» **Exercise**
Render the material again word for word, skipping the pictures in it.

-- begin Supplied records --

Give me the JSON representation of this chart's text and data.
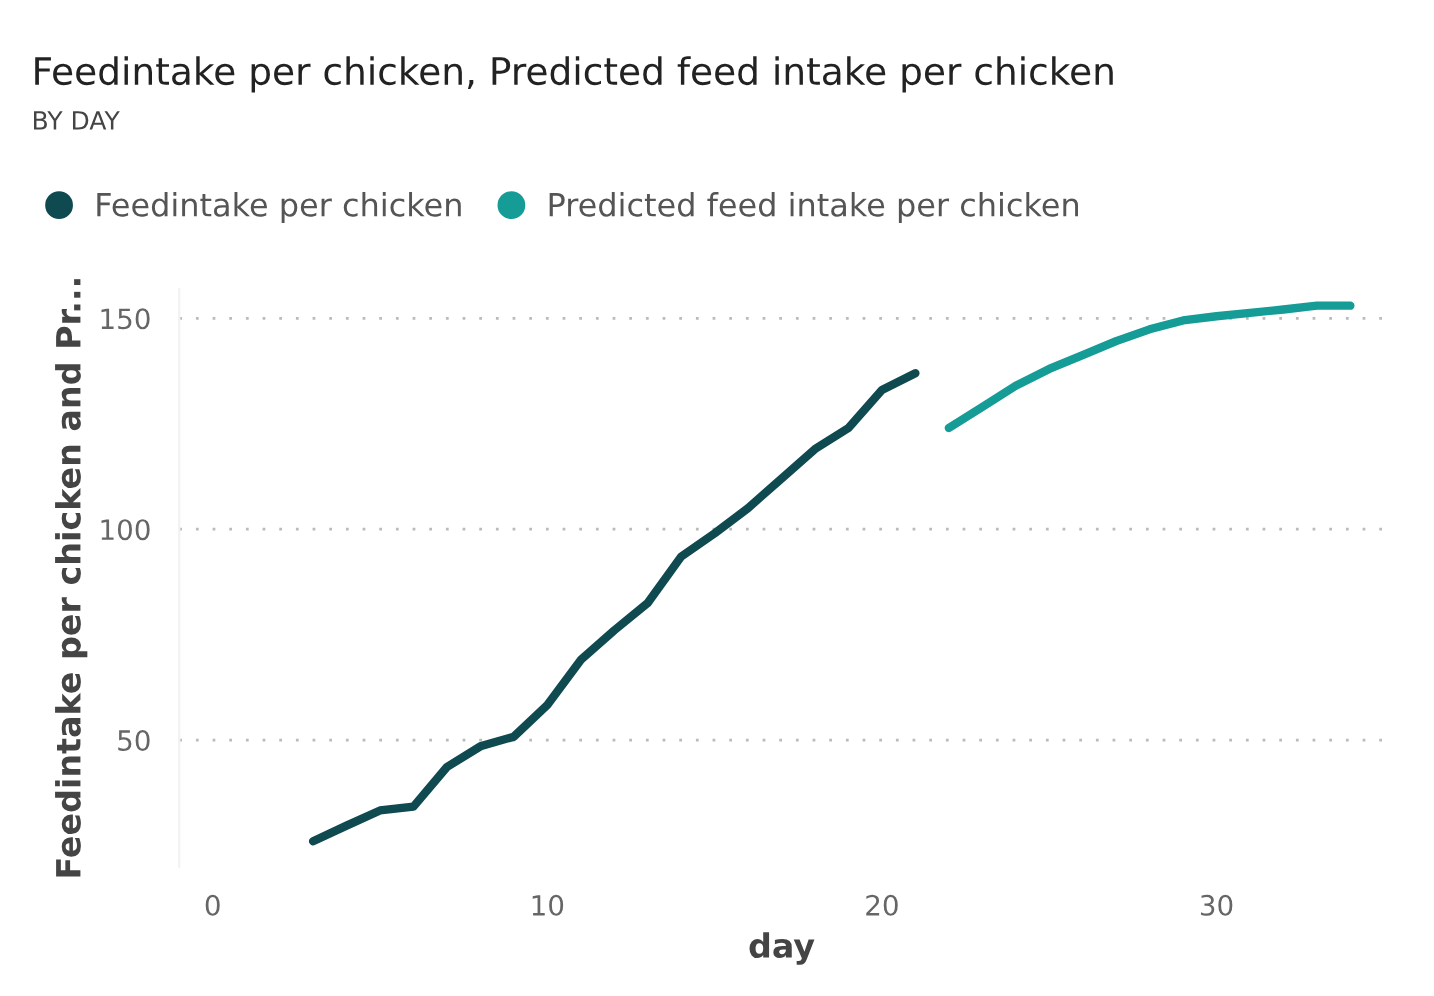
{
  "chart_data": {
    "type": "line",
    "title": "Feedintake per chicken, Predicted feed intake per chicken",
    "subtitle": "BY DAY",
    "xlabel": "day",
    "ylabel": "Feedintake per chicken and Pr...",
    "series": [
      {
        "name": "Feedintake per chicken",
        "color": "#0f4a50",
        "x": [
          3,
          4,
          5,
          6,
          7,
          8,
          9,
          10,
          11,
          12,
          13,
          14,
          15,
          16,
          17,
          18,
          19,
          20,
          21
        ],
        "values": [
          26,
          29.7,
          33.3,
          34.2,
          43.6,
          48.5,
          50.8,
          58.3,
          69,
          76,
          82.5,
          93.5,
          99,
          105,
          112,
          119,
          124,
          133,
          137
        ]
      },
      {
        "name": "Predicted feed intake per chicken",
        "color": "#159c97",
        "x": [
          22,
          23,
          24,
          25,
          26,
          27,
          28,
          29,
          30,
          31,
          32,
          33,
          34
        ],
        "values": [
          124,
          129,
          134,
          138,
          141.3,
          144.6,
          147.4,
          149.5,
          150.5,
          151.3,
          152.1,
          153,
          153
        ]
      }
    ],
    "xlim": [
      -1,
      35
    ],
    "ylim": [
      20,
      157
    ],
    "xticks": [
      0,
      10,
      20,
      30
    ],
    "yticks": [
      50,
      100,
      150
    ],
    "grid": "y",
    "legend": "top left",
    "marker": "none",
    "line_style": "solid"
  }
}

-- end Supplied records --

» **Task solution**
Give me the JSON representation of this chart's text and data.
{
  "chart_data": {
    "type": "line",
    "title": "Feedintake per chicken, Predicted feed intake per chicken",
    "subtitle": "BY DAY",
    "xlabel": "day",
    "ylabel": "Feedintake per chicken and Pr...",
    "series": [
      {
        "name": "Feedintake per chicken",
        "color": "#0f4a50",
        "x": [
          3,
          4,
          5,
          6,
          7,
          8,
          9,
          10,
          11,
          12,
          13,
          14,
          15,
          16,
          17,
          18,
          19,
          20,
          21
        ],
        "values": [
          26,
          29.7,
          33.3,
          34.2,
          43.6,
          48.5,
          50.8,
          58.3,
          69,
          76,
          82.5,
          93.5,
          99,
          105,
          112,
          119,
          124,
          133,
          137
        ]
      },
      {
        "name": "Predicted feed intake per chicken",
        "color": "#159c97",
        "x": [
          22,
          23,
          24,
          25,
          26,
          27,
          28,
          29,
          30,
          31,
          32,
          33,
          34
        ],
        "values": [
          124,
          129,
          134,
          138,
          141.3,
          144.6,
          147.4,
          149.5,
          150.5,
          151.3,
          152.1,
          153,
          153
        ]
      }
    ],
    "xlim": [
      -1,
      35
    ],
    "ylim": [
      20,
      157
    ],
    "xticks": [
      0,
      10,
      20,
      30
    ],
    "yticks": [
      50,
      100,
      150
    ],
    "grid": "y",
    "legend": "top left",
    "marker": "none",
    "line_style": "solid"
  }
}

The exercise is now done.